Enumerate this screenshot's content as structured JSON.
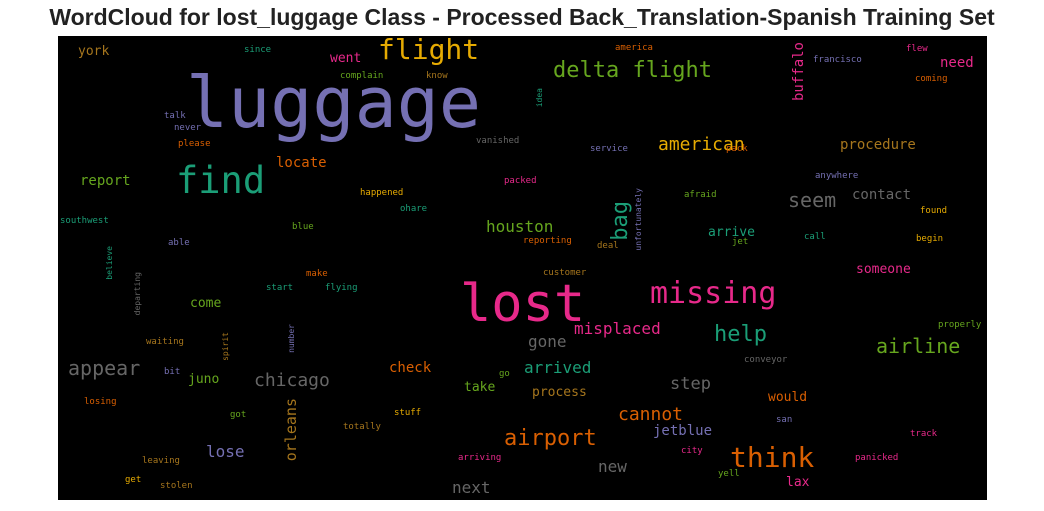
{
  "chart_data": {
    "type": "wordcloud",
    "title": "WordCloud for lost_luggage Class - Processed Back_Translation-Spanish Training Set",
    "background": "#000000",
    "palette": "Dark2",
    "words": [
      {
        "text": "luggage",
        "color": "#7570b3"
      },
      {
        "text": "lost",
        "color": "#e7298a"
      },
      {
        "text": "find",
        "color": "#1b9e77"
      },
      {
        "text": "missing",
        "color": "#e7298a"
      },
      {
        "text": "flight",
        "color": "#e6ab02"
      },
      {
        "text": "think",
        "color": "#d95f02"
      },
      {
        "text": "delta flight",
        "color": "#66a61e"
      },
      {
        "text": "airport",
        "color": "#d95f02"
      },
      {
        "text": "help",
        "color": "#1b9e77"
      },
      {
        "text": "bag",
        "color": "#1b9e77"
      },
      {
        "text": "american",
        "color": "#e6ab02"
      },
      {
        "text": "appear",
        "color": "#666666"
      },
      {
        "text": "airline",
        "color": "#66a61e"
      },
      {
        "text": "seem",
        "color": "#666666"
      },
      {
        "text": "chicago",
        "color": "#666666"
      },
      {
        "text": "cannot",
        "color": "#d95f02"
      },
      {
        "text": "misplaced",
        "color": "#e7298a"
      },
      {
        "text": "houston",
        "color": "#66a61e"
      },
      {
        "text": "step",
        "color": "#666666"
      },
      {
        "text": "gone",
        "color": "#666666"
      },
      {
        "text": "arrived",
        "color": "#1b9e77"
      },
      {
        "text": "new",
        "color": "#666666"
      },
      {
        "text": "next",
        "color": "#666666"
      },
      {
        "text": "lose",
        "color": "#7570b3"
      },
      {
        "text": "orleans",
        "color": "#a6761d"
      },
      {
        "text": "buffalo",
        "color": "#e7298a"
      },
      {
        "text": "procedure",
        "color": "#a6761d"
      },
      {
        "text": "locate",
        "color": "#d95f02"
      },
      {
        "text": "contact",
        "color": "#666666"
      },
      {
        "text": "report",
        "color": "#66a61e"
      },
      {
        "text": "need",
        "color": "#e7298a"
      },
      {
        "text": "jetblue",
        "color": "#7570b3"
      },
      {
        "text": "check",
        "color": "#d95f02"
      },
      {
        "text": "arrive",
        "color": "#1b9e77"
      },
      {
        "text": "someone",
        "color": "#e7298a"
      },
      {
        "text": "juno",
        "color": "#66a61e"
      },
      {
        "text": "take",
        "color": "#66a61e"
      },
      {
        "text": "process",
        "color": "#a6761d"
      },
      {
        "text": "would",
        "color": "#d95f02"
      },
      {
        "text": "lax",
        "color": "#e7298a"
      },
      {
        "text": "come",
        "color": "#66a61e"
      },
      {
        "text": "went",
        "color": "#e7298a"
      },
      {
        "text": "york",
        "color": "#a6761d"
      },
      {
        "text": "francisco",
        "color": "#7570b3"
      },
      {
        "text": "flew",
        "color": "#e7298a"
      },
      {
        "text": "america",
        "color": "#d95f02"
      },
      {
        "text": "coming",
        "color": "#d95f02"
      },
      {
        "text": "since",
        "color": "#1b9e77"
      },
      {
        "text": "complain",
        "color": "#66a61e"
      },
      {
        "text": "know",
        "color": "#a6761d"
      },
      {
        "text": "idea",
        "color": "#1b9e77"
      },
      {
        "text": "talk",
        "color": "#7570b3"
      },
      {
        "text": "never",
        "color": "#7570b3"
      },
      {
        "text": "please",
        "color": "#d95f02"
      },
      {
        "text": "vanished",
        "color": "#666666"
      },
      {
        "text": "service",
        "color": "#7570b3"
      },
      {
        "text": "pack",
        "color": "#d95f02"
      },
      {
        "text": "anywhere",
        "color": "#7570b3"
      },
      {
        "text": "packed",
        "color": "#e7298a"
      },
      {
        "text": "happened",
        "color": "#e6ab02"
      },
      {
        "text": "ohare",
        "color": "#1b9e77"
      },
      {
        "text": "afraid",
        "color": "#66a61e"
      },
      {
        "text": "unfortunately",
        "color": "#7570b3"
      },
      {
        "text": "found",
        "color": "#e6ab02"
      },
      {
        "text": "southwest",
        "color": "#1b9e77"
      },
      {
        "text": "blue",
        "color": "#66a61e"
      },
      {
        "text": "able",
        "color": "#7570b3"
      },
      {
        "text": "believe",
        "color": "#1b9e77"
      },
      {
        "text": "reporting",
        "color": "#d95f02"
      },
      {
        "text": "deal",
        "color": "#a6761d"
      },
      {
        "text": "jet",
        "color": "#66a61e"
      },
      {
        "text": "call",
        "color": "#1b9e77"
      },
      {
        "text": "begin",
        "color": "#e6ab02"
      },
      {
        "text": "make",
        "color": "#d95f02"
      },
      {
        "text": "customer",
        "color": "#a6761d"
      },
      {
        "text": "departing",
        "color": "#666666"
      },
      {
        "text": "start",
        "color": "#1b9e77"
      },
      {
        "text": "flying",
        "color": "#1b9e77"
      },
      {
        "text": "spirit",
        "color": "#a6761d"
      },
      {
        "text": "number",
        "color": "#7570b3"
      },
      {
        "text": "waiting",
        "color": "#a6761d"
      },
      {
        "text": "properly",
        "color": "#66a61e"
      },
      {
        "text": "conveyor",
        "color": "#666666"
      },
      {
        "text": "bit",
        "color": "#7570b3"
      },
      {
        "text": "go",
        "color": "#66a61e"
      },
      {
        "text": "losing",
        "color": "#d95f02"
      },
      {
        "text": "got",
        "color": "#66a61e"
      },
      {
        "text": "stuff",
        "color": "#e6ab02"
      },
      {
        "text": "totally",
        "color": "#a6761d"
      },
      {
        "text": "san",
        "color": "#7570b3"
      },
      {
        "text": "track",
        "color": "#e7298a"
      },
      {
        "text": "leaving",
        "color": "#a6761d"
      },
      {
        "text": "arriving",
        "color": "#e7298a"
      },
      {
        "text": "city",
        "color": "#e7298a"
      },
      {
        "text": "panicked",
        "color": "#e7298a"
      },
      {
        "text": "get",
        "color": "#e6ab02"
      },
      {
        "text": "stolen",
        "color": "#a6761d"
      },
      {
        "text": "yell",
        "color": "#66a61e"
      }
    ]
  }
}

• • • •

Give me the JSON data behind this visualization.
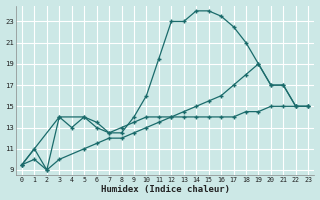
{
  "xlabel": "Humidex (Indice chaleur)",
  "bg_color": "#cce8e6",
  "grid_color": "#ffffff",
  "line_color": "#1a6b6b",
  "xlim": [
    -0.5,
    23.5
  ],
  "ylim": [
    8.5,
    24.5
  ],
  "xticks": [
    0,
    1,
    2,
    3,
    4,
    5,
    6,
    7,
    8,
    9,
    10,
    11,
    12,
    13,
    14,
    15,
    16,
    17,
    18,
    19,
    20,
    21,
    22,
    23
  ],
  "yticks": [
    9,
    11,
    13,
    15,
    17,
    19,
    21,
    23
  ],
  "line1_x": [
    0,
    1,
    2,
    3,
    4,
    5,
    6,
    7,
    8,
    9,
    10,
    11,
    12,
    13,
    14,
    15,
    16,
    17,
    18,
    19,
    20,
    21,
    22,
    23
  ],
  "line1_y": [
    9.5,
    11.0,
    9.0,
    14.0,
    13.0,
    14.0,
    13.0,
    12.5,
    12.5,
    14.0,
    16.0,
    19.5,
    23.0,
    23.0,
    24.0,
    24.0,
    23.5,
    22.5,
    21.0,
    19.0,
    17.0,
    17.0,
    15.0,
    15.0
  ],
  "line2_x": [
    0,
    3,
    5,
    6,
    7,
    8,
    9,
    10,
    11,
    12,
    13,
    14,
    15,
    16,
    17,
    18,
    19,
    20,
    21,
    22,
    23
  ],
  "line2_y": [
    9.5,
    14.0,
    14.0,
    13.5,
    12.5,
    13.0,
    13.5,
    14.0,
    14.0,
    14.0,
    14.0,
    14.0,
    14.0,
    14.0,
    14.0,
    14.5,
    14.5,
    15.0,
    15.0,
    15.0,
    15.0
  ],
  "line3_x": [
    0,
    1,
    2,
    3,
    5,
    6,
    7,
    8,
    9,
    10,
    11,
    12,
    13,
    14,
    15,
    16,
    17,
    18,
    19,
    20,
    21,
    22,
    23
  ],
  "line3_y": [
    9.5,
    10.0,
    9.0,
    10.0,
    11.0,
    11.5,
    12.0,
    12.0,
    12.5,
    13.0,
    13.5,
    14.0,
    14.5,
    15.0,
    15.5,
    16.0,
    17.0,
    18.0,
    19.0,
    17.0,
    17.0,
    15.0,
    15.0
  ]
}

• • • •

TASK OBJECTIVE
Only lines with "this" are wanted here; list each of them.

FULL OUTPUT
Enumerate this screenshot's content as structured JSON.
Give me the JSON data behind this visualization.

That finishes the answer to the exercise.